# [PAGE EXTRACT]
Intel pursued a monopoly i the 90's and early 80's trough very aggressive business practices and litigation, the only surviving competitor was AMD that had a superior technology and RD budget (I'm talking circa 98) then Intel invested in RD and used the following decade to get ahead of AMD technologically; then transistor technology hit a barrier around 2004, you see you can only make transistors so small before they start leaking and stop behaving as transistors so frequencies halted at 3 ghz and got to 5 ghz very, very slowly. Doesn't matter how much CPU brands babble about branch prediction, smaller processes, instruction sets philosophies, multithreading and higher core count (although all of this helps a lot) the main driving factor in better cpu speed is clock speed, that's why 15 years ago a 2 year old computer was crap. Nowadays proc manufacturing companies have to be very clever and do a lot of tricks to up the instruction count per cycle cause it is becoming impossible to upgrade frequencies, Intel has become very good at that, better than AMD (and has a higher R&D budget) and that's why they are more expensive. But the dirty little secret is that unless you want to stuck an 8 core processor in a candy bar and snapchat your dick pics all day long with a 3 ampere battery there is not much sense in making your chips run cooler and with less power (specially if your costumers are going to throw your cooling solution to the trash can and put it an aftermarket liquid cooler with more lights than an airway), Intel knows that and they are moving out of the PC business (which has decreased for the first time in decades) and into the mobile business (which is a more competed arena) cause it really doesn't matter that you can do insane branch prediction and make two molecule wide transistors than don't leak at the end of the day a 5ghz proc is going to behave very much alike a 5ghz proc.

Layout records:
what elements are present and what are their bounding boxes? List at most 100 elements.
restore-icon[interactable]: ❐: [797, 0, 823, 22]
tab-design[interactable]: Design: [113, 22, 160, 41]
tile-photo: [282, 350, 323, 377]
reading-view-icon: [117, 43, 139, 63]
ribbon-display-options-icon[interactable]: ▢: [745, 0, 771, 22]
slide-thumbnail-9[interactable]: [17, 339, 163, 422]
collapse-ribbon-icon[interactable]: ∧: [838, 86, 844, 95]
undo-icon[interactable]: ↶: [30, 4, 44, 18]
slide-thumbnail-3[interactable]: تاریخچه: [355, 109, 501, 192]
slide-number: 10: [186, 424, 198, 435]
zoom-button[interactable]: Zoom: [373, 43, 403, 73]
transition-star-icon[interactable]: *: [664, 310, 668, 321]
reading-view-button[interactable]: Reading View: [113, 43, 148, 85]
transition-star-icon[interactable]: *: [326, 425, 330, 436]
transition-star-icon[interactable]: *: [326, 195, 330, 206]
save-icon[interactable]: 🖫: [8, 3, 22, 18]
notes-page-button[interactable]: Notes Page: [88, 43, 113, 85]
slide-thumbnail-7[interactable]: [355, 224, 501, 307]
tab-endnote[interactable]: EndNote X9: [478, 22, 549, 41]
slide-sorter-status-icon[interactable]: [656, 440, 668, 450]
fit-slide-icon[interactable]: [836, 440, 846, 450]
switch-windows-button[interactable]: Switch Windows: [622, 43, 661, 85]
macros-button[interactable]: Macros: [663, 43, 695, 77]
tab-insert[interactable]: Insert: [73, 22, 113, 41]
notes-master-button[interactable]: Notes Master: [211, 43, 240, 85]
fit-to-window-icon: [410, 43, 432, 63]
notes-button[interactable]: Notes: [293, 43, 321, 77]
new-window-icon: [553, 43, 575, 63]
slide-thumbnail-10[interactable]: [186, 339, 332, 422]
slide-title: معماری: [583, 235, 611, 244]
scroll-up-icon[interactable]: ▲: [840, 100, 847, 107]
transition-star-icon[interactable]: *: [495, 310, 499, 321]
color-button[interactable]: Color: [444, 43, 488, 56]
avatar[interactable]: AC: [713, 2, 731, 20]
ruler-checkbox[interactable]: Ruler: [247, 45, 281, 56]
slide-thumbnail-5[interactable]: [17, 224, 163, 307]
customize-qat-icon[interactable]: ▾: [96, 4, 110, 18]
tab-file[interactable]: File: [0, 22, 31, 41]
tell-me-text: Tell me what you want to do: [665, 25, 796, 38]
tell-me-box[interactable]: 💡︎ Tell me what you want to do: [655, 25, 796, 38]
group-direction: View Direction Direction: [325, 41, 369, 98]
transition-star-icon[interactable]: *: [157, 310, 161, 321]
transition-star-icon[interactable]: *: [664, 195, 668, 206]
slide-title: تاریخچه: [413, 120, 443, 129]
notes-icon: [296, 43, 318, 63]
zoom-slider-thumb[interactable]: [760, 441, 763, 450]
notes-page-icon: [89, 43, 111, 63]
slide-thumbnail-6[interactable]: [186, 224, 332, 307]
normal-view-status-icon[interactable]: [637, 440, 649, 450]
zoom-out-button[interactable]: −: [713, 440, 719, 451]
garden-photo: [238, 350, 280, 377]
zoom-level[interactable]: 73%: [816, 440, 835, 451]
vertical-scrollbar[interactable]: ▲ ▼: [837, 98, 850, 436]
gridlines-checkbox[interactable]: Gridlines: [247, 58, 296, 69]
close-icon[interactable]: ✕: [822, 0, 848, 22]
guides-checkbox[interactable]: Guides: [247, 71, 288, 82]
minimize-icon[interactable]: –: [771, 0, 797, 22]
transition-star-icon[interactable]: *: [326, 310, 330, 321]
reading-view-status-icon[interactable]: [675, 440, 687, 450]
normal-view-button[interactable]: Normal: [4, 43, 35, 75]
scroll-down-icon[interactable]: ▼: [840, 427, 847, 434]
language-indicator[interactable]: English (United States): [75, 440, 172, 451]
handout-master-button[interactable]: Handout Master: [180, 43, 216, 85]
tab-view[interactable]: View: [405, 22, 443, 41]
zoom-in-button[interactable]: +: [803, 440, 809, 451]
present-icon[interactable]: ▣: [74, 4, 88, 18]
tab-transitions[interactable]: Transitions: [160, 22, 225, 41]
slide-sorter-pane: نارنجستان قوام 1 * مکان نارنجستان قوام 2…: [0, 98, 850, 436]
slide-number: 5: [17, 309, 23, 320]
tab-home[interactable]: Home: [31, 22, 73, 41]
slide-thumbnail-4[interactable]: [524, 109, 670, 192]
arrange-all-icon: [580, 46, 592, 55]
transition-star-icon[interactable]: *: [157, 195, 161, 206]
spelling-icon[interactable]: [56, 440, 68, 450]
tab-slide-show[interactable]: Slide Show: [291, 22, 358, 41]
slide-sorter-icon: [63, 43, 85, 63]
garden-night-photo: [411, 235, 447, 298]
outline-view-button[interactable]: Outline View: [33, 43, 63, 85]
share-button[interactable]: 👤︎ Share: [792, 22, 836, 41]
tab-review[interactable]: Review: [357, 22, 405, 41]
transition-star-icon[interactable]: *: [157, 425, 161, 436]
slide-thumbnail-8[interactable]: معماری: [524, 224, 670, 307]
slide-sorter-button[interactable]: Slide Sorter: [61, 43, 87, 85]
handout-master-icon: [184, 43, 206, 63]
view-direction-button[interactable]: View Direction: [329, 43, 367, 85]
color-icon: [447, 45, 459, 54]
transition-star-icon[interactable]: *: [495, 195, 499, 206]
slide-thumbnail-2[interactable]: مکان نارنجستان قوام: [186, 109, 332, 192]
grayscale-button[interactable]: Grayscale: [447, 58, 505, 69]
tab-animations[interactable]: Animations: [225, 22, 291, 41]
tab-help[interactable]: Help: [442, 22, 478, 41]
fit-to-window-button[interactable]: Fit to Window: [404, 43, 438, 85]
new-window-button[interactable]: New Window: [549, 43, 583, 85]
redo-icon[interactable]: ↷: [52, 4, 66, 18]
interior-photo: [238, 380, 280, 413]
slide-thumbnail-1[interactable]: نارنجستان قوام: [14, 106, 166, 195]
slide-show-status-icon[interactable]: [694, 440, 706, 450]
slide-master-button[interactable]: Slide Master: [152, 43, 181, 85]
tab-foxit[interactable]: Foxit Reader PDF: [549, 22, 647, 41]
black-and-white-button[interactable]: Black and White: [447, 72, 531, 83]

# [AIM OF THE TASK]
Transcribe the full comment on Intel, AMD and processor clock speeds, keeping every word, spelling and punctuation mark unchanged.

# [RESULT FOR THIS TASK]
Intel pursued a monopoly i the 90's and early 80's trough very aggressive business practices and litigation, the only surviving competitor was AMD that had a superior technology and RD budget (I'm talking circa 98) then Intel invested in RD and used the following decade to get ahead of AMD technologically; then transistor technology hit a barrier around 2004, you see you can only make transistors so small before they start leaking and stop behaving as transistors so frequencies halted at 3 ghz and got to 5 ghz very, very slowly. Doesn't matter how much CPU brands babble about branch prediction, smaller processes, instruction sets philosophies, multithreading and higher core count (although all of this helps a lot) the main driving factor in better cpu speed is clock speed, that's why 15 years ago a 2 year old computer was crap. Nowadays proc manufacturing companies have to be very clever and do a lot of tricks to up the instruction count per cycle cause it is becoming impossible to upgrade frequencies, Intel has become very good at that, better than AMD (and has a higher R&D budget) and that's why they are more expensive. But the dirty little secret is that unless you want to stuck an 8 core processor in a candy bar and snapchat your dick pics all day long with a 3 ampere battery there is not much sense in making your chips run cooler and with less power (specially if your costumers are going to throw your cooling solution to the trash can and put it an aftermarket liquid cooler with more lights than an airway), Intel knows that and they are moving out of the PC business (which has decreased for the first time in decades) and into the mobile business (which is a more competed arena) cause it really doesn't matter that you can do insane branch prediction and make two molecule wide transistors than don't leak at the end of the day a 5ghz proc is going to behave very much alike a 5ghz proc.